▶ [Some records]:

•••••

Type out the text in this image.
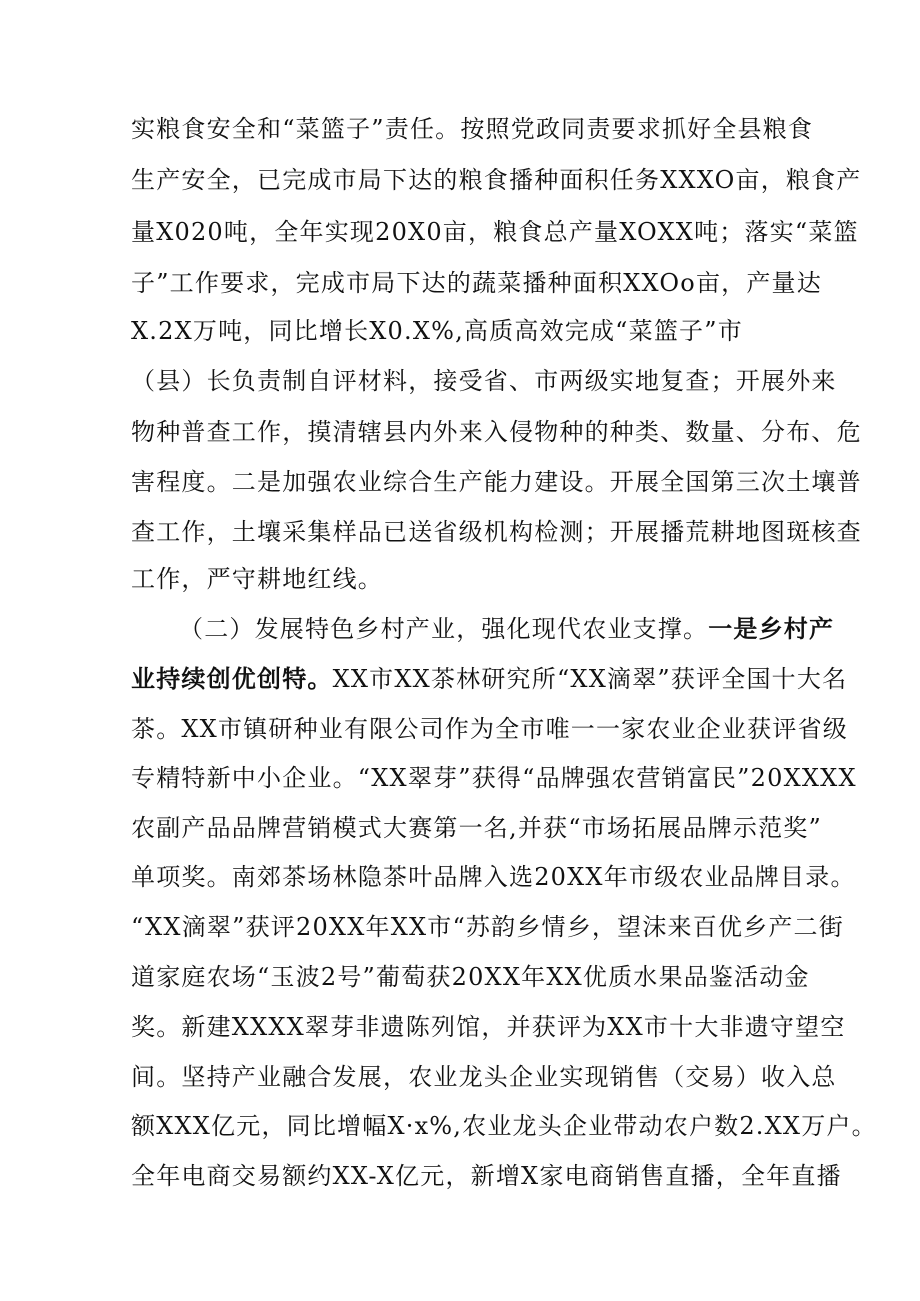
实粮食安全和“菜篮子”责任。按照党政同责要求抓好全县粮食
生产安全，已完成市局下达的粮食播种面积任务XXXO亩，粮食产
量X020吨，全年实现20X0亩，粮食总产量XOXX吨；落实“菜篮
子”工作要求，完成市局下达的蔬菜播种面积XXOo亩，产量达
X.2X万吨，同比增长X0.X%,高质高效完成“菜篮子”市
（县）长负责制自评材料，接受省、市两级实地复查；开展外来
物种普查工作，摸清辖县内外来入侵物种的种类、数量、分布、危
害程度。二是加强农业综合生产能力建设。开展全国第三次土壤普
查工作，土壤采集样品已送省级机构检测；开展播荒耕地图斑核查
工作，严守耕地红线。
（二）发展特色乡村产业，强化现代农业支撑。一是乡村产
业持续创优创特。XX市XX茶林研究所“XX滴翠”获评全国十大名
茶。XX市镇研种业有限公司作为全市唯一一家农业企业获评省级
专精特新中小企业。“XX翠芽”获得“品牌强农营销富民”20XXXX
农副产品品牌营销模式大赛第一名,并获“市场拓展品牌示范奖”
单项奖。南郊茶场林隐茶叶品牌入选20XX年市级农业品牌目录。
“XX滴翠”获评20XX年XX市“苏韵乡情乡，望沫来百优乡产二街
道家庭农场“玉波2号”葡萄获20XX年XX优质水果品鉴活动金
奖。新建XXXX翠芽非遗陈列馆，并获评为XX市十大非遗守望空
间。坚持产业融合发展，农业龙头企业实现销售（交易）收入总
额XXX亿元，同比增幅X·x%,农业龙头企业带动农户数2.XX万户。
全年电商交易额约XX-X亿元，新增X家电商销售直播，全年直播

•••••

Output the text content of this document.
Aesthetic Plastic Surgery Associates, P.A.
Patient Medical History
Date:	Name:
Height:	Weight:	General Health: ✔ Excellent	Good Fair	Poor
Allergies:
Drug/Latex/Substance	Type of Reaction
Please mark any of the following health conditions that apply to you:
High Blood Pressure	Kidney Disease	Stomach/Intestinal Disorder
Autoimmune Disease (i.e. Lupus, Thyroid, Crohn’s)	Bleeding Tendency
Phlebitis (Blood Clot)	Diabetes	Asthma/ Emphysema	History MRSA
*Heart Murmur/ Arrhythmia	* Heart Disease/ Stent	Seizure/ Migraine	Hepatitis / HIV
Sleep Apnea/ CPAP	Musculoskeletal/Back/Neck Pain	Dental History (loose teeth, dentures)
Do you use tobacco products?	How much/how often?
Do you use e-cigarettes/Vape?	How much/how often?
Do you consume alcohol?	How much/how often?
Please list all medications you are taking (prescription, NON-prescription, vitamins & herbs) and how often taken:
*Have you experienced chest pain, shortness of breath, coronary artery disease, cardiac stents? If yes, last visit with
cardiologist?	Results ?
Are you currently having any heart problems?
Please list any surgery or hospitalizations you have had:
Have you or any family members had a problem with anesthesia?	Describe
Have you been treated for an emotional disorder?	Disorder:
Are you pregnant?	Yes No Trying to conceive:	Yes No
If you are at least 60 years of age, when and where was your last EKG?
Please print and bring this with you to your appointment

•••••

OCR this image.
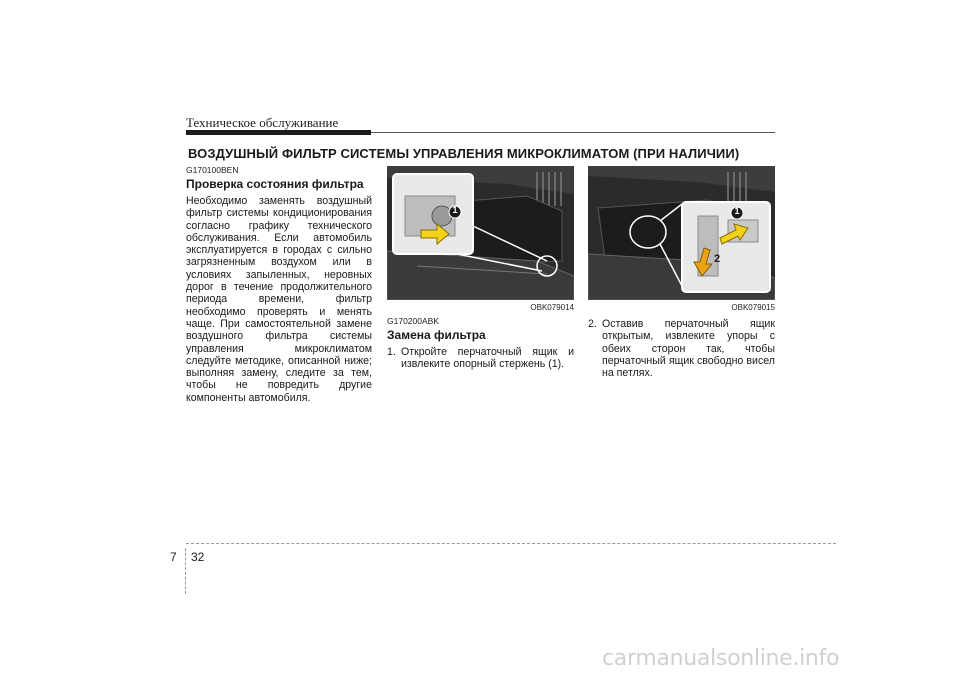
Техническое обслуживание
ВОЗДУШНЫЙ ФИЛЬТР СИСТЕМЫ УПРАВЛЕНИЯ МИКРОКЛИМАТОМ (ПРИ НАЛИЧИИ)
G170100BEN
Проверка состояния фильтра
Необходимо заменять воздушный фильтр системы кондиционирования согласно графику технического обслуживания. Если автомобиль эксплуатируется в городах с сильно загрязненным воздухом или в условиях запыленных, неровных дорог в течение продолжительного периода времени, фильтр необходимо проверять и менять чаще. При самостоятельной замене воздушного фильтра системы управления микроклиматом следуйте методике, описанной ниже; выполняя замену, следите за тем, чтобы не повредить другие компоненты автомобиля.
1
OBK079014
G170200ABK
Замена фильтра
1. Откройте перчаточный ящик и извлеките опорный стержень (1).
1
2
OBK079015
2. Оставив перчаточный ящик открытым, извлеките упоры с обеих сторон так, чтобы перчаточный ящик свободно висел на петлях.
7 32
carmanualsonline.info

•••••

▶ [GOAL]: Identify the lines that contain the string "Type", and copy every one of them.

▶ [WRITTEN SOLUTION]:
Type out the text in this image.
Drug/Latex/Substance	Type of Reaction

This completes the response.